Complete the following SORT statement:
SORT  WORK-FILE ...
Answer:
ON ASCENDING KEY TERRITORY
ON ASCENDING KEY DISTRICT
ON ASCENDING KEY NAME
USING EMPLOYEE-FILE
GIVing SORTED-EMPLOYE-FILE.

2.How many files are required in a simple SORT routine? Describe these files.
Answer: 3 files
INput file
Sort work file
Output file

3.The work or sort file is defined as an _______in the DATA DIVISION.
Answer: SD

4.Suppose we have an FD called NET-FILE-IN, an SD called NET-FILE, and an FD called NETFILE-OUT.
We want NET-FILE-OUT sorted into ascending DEPT-NO sequence. Code the PROCEDURE DIVISION entry.

Answer:
SORT NET-FILE
ON ASCENDING KEY DEPT-NO
USING NET-FILE-IN
GIVING NETFILE-OUT

5. In Question 4, DEPT-NO must be a Field defined within the (SD/FD)file.
Answer: SD


Following is what actually happens when we SORT dataset using the USING and GIVING clause:
Consider the following SORT statement:
SORT  SORT-FILE
ON ASCENDING KEY TERR
USING IN-FILE
GIVING SORTED-MSTR
This statement performs the following operations:
1.Opens IN-FILEand SORTED-MSTR.
2.Moves IN-FILE records to the SORT-FILE.
3.Sorts SORT-FILE into ascending sequence by TERR, which is a field defined as part of the SD SORT-FILE record.
4.Moves the sorted SORT-FILE to the output file called SORTED-MSTR.
5.Closes IN-FILE and SORTED-MSTR after all records have been processed.
Note that the records from the input file are first moved to the sort dataset.
The SORT statement can, however, be used in conjunction with procedures that process records before they are sorted and/or process records after they are sorted.





INPUT PROCEDURE:
We can perform certain processing of input records before they are sorted using INPUT PROCEDURE in place of USING clause.
Expanded format:
The INPUT PROCEDURE processes data from the incoming file prior to sorting.
We may use INPUT procedure to perform:
1)    Data validations
2)    Eliminate records
3)    Eliminate unwanted fields
4)    Count number of records.
Earlier when using USING and GIVING clause( simple SORT), the opening and closing of the files was taken care by SOrT itself.
But when we use the INPUT procedure we should remember that responsibility of opening and closing the input file would be with the input procedure.
Also note that we do not WRITE records to be sorted; instead, we RELEASE them for sorting purposes. We must release records to the sort file in an INPUT PROCEDURE. With a USING option, this is done for us automatically.
Note that the RELEASE verb is followed by a record-name, just like the WRITE statement.
══════
§ Given instruction A:
Answer each question from the COBOL SORT notes:
(i) How many files does a simple SORT routine require?
(ii) As what is the work or sort file defined in the DATA DIVISION?
(iii) Which verb does an INPUT PROCEDURE use instead of WRITE to pass records for sorting?
§ Given instruction B: Carry on the COBOL SORT notes, starting right after their final sentence about the RELEASE verb.
The lines that follow have nothing to do with the COBOL SORT notes.

§ Given data:
══════
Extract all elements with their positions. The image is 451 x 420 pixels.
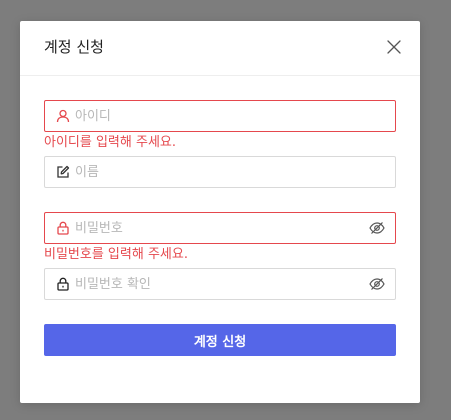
══════
§ Task answer A:
(i) Three: an input file, a sort work file and an output file.
(ii) As an SD.
(iii) RELEASE.

§ Task answer B:
That is, the RELEASE verb functions just like a WRITE but is used to output sort records. In summary, an INPUT PROCEDURE opens the input file, processes input records, and releases them to the sort file so they can then be sorted. After all input records are processed, the input file must be closed because when INPUT PROCEDURE is used, the input file is not automatically closed as it is when the USING clause is coded. The format for the RELEASE is:
The RELEASE is the verb used to write records to a sort file. Hence we need to move the record first to sort-record and then release it
Example:
MOVE IN-REC TO SORT-REC
RELEASE SORT-REC.
Or
RELEASE SORT-REC FROM IN-REC.       Functions like a WRITE ... FROM

Program:
***************************** Top of Data ******************************
       IDENTIFICATION DIVISION.                                        
       PROGRAM-ID. SORTTES1.                                            
       AUTHOR. SUKUL MAHADIK.                                          
      *AUTHOR IS NOT COMPULSORY. BUT IS A GOOD COMMENT                 
       ENVIRONMENT DIVISION.                                           
      *ENVIRONMENT DIVISION HAS CONFIG SECTIONS AND I-O SECTION        
       CONFIGURATION SECTION.                                          
       SOURCE-COMPUTER. IBM-370.                                       
       OBJECT-COMPUTER. IBM-370.                                        
       INPUT-OUTPUT SECTION.                                           
      *FILE-CONTROL IS A PARAGRAPH                                     
       FILE-CONTROL.                                                   
           SELECT INPUT-FILE ASSIGN TO INPUT01                         
           ORGANIZATION IS SEQUENTIAL                                  
           FILE STATUS IS WS-INPUT-FILE-STATUS.                        
      *********************************************                     
      * WHEN WE CODE FILE STATUS FOR THE SORT INPUT AND OUTPUT         
      * DATASETS FOLLOWING IS THE MESSAGE THAT IT SHOWS:               
      * FILE "INPUT-FILE" IN THE "USING" PHRASE OF THE "SORT"          
      * STATEMENT WAS ACCEPTED AS BEING ELIGIBLE FOR THE               
      * "FASTSRT" COMPILER OPTION, BUT HAD A FILE STATUS               
      * DATA-NAME.  THE FILE STATUS DATA ITEM WILL NOT BE SET          
      * DURING THE SORT.                                                
      * THE REASON BEING SORT ITSELF HANDLES THE OPENING AND CLOSING   
      * OF THE DATASETS AND HENCE STATSU VARIABLES WILL NOT BE         
      * CONSIDERED.                                                    
      ***************************************                          
           SELECT SORT-FILE ASSIGN TO SORT01.                          
      * WE DONT NEED TO CODE ORGANIZATION CLAUSE FOR SORT DATASETS     
      * IF WE DONE IT WOULD BE IGNORED.                                
      *    ORGANIZATION IS SEQUENTIAL.                                 
           SELECT OUTPUT-FILE ASSIGN TO OUTPUT01                       
           ORGANIZATION IS SEQUENTIAL                                  
           FILE STATUS IS WS-OUTPUT-FILE-STATUS.                       
      * NOTE NO - BETWEEN FILE AND STATUS                              
       DATA DIVISION.                                                  
       FILE SECTION.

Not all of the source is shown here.